What to work on: Will you output the entries below exactly, skipping every image they contain?

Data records
+++
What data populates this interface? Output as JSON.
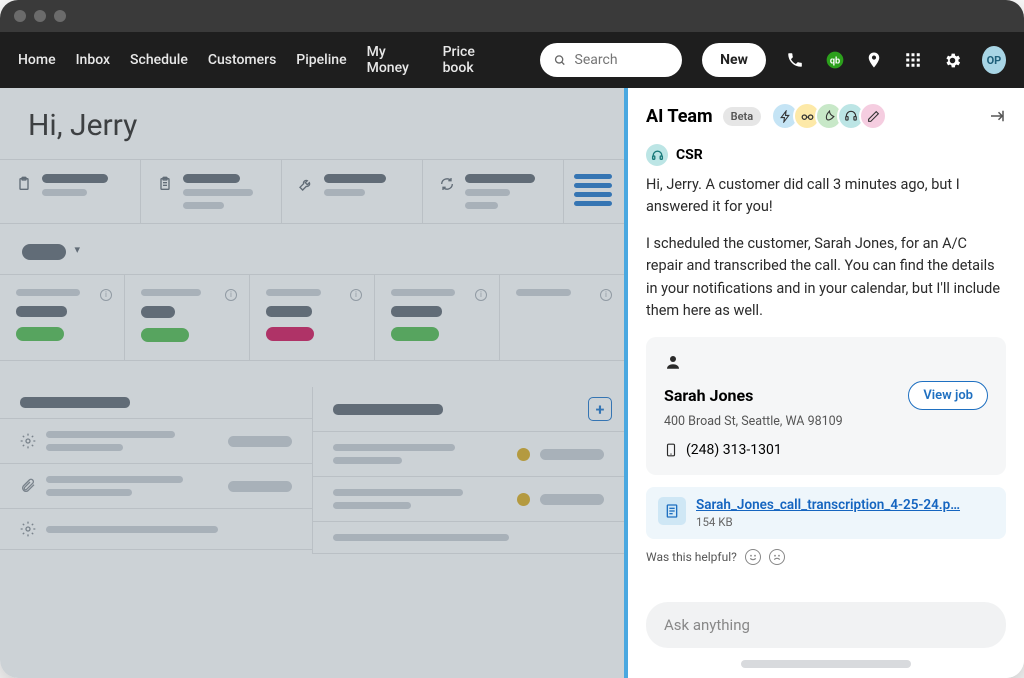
{
  "nav": {
    "items": [
      "Home",
      "Inbox",
      "Schedule",
      "Customers",
      "Pipeline",
      "My Money",
      "Price book"
    ],
    "search_placeholder": "Search",
    "new_label": "New",
    "avatar_initials": "OP"
  },
  "main": {
    "greeting": "Hi, Jerry"
  },
  "panel": {
    "title": "AI Team",
    "beta_label": "Beta",
    "agent_name": "CSR",
    "msg1": "Hi, Jerry. A customer did call 3 minutes ago, but I answered it for you!",
    "msg2": "I scheduled the customer, Sarah Jones, for an A/C repair and transcribed the call. You can find the details in your notifications and in your calendar, but I'll include them here as well.",
    "job": {
      "name": "Sarah Jones",
      "address": "400 Broad St, Seattle, WA 98109",
      "phone": "(248) 313-1301",
      "view_label": "View job"
    },
    "file": {
      "name": "Sarah_Jones_call_transcription_4-25-24.p…",
      "size": "154 KB"
    },
    "helpful_label": "Was this helpful?",
    "input_placeholder": "Ask anything"
  }
}
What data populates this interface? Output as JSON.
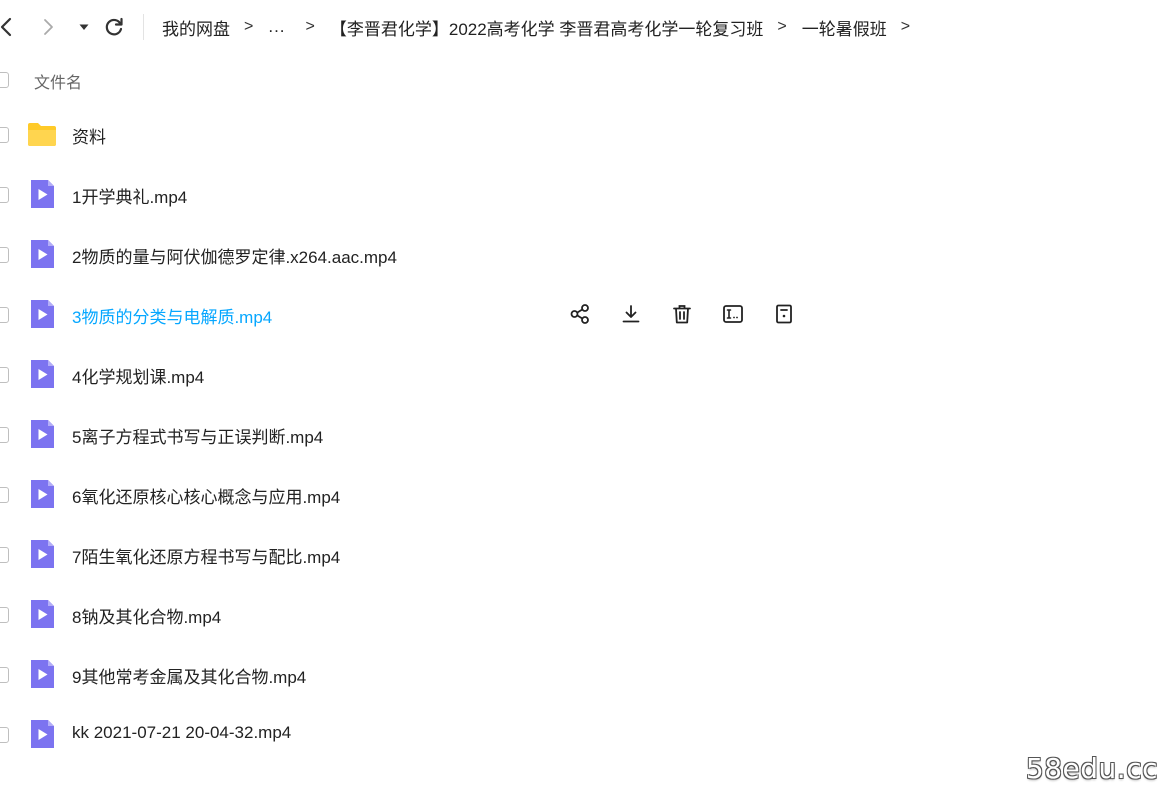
{
  "navbar": {
    "breadcrumb": {
      "root": "我的网盘",
      "separator": ">",
      "ellipsis": "...",
      "items": [
        "【李晋君化学】2022高考化学 李晋君高考化学一轮复习班",
        "一轮暑假班"
      ]
    }
  },
  "list_header": {
    "name_column": "文件名"
  },
  "files": [
    {
      "name": "资料",
      "type": "folder"
    },
    {
      "name": "1开学典礼.mp4",
      "type": "video"
    },
    {
      "name": "2物质的量与阿伏伽德罗定律.x264.aac.mp4",
      "type": "video"
    },
    {
      "name": "3物质的分类与电解质.mp4",
      "type": "video",
      "hovered": true
    },
    {
      "name": "4化学规划课.mp4",
      "type": "video"
    },
    {
      "name": "5离子方程式书写与正误判断.mp4",
      "type": "video"
    },
    {
      "name": "6氧化还原核心核心概念与应用.mp4",
      "type": "video"
    },
    {
      "name": "7陌生氧化还原方程书写与配比.mp4",
      "type": "video"
    },
    {
      "name": "8钠及其化合物.mp4",
      "type": "video"
    },
    {
      "name": "9其他常考金属及其化合物.mp4",
      "type": "video"
    },
    {
      "name": "kk 2021-07-21 20-04-32.mp4",
      "type": "video"
    }
  ],
  "row_actions": [
    "share-icon",
    "download-icon",
    "delete-icon",
    "rename-icon",
    "details-icon"
  ],
  "icons": {
    "folder": "folder-icon",
    "video": "video-file-icon"
  },
  "colors": {
    "hover_text": "#06a7ff",
    "folder": "#ffca28",
    "video_file": "#7c73f0"
  },
  "watermark": "58edu.cc"
}
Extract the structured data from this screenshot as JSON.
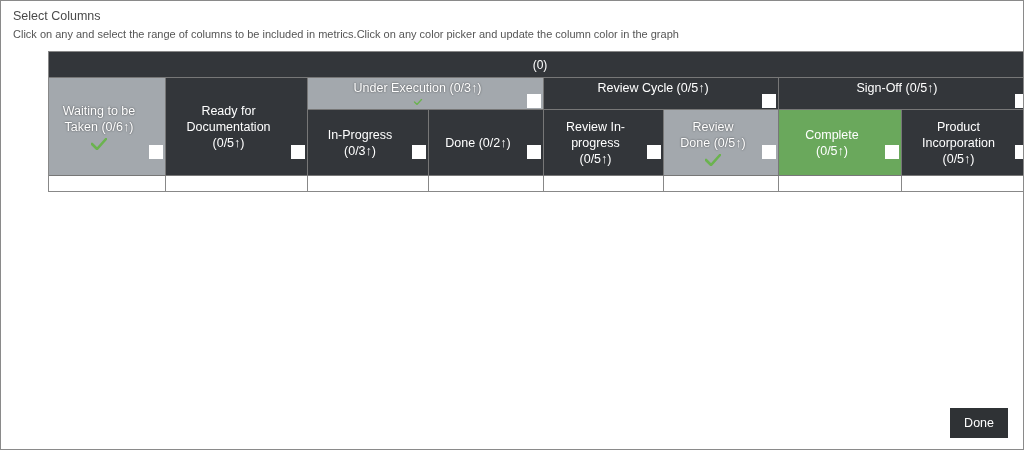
{
  "dialog": {
    "title": "Select Columns",
    "instructions": "Click on any and select the range of columns to be included in metrics.Click on any color picker and update the column color in the graph"
  },
  "table": {
    "root": {
      "label": "(0)"
    },
    "columns": [
      {
        "label": "Waiting to be Taken (0/6↑)",
        "selected": true,
        "color": "#a3a8ad"
      },
      {
        "label": "Ready for Documentation (0/5↑)",
        "selected": false,
        "color": "#33363a"
      },
      {
        "label": "Under Execution (0/3↑)",
        "selected": true,
        "color": "#a3a8ad",
        "children": [
          {
            "label": "In-Progress (0/3↑)",
            "selected": false,
            "color": "#33363a"
          },
          {
            "label": "Done (0/2↑)",
            "selected": false,
            "color": "#33363a"
          }
        ]
      },
      {
        "label": "Review Cycle (0/5↑)",
        "selected": false,
        "color": "#33363a",
        "children": [
          {
            "label": "Review In-progress (0/5↑)",
            "selected": false,
            "color": "#33363a"
          },
          {
            "label": "Review Done (0/5↑)",
            "selected": true,
            "color": "#a3a8ad"
          }
        ]
      },
      {
        "label": "Sign-Off (0/5↑)",
        "selected": false,
        "color": "#33363a",
        "children": [
          {
            "label": "Complete (0/5↑)",
            "selected": false,
            "color": "#6aa85c"
          },
          {
            "label": "Product Incorporation (0/5↑)",
            "selected": false,
            "color": "#33363a"
          }
        ]
      }
    ]
  },
  "buttons": [
    {
      "label": "Done"
    }
  ]
}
+++
Written response:
What data populates this interface? Output as JSON.
{
  "nav": {
    "items": [
      "Home",
      "Inbox",
      "Schedule",
      "Customers",
      "Pipeline",
      "My Money",
      "Price book"
    ],
    "search_placeholder": "Search",
    "new_label": "New",
    "avatar_initials": "OP"
  },
  "main": {
    "greeting": "Hi, Jerry"
  },
  "panel": {
    "title": "AI Team",
    "beta_label": "Beta",
    "agent_name": "CSR",
    "msg1": "Hi, Jerry. A customer did call 3 minutes ago, but I answered it for you!",
    "msg2": "I scheduled the customer, Sarah Jones, for an A/C repair and transcribed the call. You can find the details in your notifications and in your calendar, but I'll include them here as well.",
    "job": {
      "name": "Sarah Jones",
      "address": "400 Broad St, Seattle, WA 98109",
      "phone": "(248) 313-1301",
      "view_label": "View job"
    },
    "file": {
      "name": "Sarah_Jones_call_transcription_4-25-24.p…",
      "size": "154 KB"
    },
    "helpful_label": "Was this helpful?",
    "input_placeholder": "Ask anything"
  }
}
What data populates this interface? Output as JSON.
{
  "navbar": {
    "breadcrumb": {
      "root": "我的网盘",
      "separator": ">",
      "ellipsis": "...",
      "items": [
        "【李晋君化学】2022高考化学 李晋君高考化学一轮复习班",
        "一轮暑假班"
      ]
    }
  },
  "list_header": {
    "name_column": "文件名"
  },
  "files": [
    {
      "name": "资料",
      "type": "folder"
    },
    {
      "name": "1开学典礼.mp4",
      "type": "video"
    },
    {
      "name": "2物质的量与阿伏伽德罗定律.x264.aac.mp4",
      "type": "video"
    },
    {
      "name": "3物质的分类与电解质.mp4",
      "type": "video",
      "hovered": true
    },
    {
      "name": "4化学规划课.mp4",
      "type": "video"
    },
    {
      "name": "5离子方程式书写与正误判断.mp4",
      "type": "video"
    },
    {
      "name": "6氧化还原核心核心概念与应用.mp4",
      "type": "video"
    },
    {
      "name": "7陌生氧化还原方程书写与配比.mp4",
      "type": "video"
    },
    {
      "name": "8钠及其化合物.mp4",
      "type": "video"
    },
    {
      "name": "9其他常考金属及其化合物.mp4",
      "type": "video"
    },
    {
      "name": "kk 2021-07-21 20-04-32.mp4",
      "type": "video"
    }
  ],
  "row_actions": [
    "share-icon",
    "download-icon",
    "delete-icon",
    "rename-icon",
    "details-icon"
  ],
  "icons": {
    "folder": "folder-icon",
    "video": "video-file-icon"
  },
  "colors": {
    "hover_text": "#06a7ff",
    "folder": "#ffca28",
    "video_file": "#7c73f0"
  },
  "watermark": "58edu.cc"
}
Extract the structured data from this screenshot as JSON.
{
  "dialog": {
    "title": "Select Columns",
    "instructions": "Click on any and select the range of columns to be included in metrics.Click on any color picker and update the column color in the graph"
  },
  "table": {
    "root": {
      "label": "(0)"
    },
    "columns": [
      {
        "label": "Waiting to be Taken (0/6↑)",
        "selected": true,
        "color": "#a3a8ad"
      },
      {
        "label": "Ready for Documentation (0/5↑)",
        "selected": false,
        "color": "#33363a"
      },
      {
        "label": "Under Execution (0/3↑)",
        "selected": true,
        "color": "#a3a8ad",
        "children": [
          {
            "label": "In-Progress (0/3↑)",
            "selected": false,
            "color": "#33363a"
          },
          {
            "label": "Done (0/2↑)",
            "selected": false,
            "color": "#33363a"
          }
        ]
      },
      {
        "label": "Review Cycle (0/5↑)",
        "selected": false,
        "color": "#33363a",
        "children": [
          {
            "label": "Review In-progress (0/5↑)",
            "selected": false,
            "color": "#33363a"
          },
          {
            "label": "Review Done (0/5↑)",
            "selected": true,
            "color": "#a3a8ad"
          }
        ]
      },
      {
        "label": "Sign-Off (0/5↑)",
        "selected": false,
        "color": "#33363a",
        "children": [
          {
            "label": "Complete (0/5↑)",
            "selected": false,
            "color": "#6aa85c"
          },
          {
            "label": "Product Incorporation (0/5↑)",
            "selected": false,
            "color": "#33363a"
          }
        ]
      }
    ]
  },
  "buttons": [
    {
      "label": "Done"
    }
  ]
}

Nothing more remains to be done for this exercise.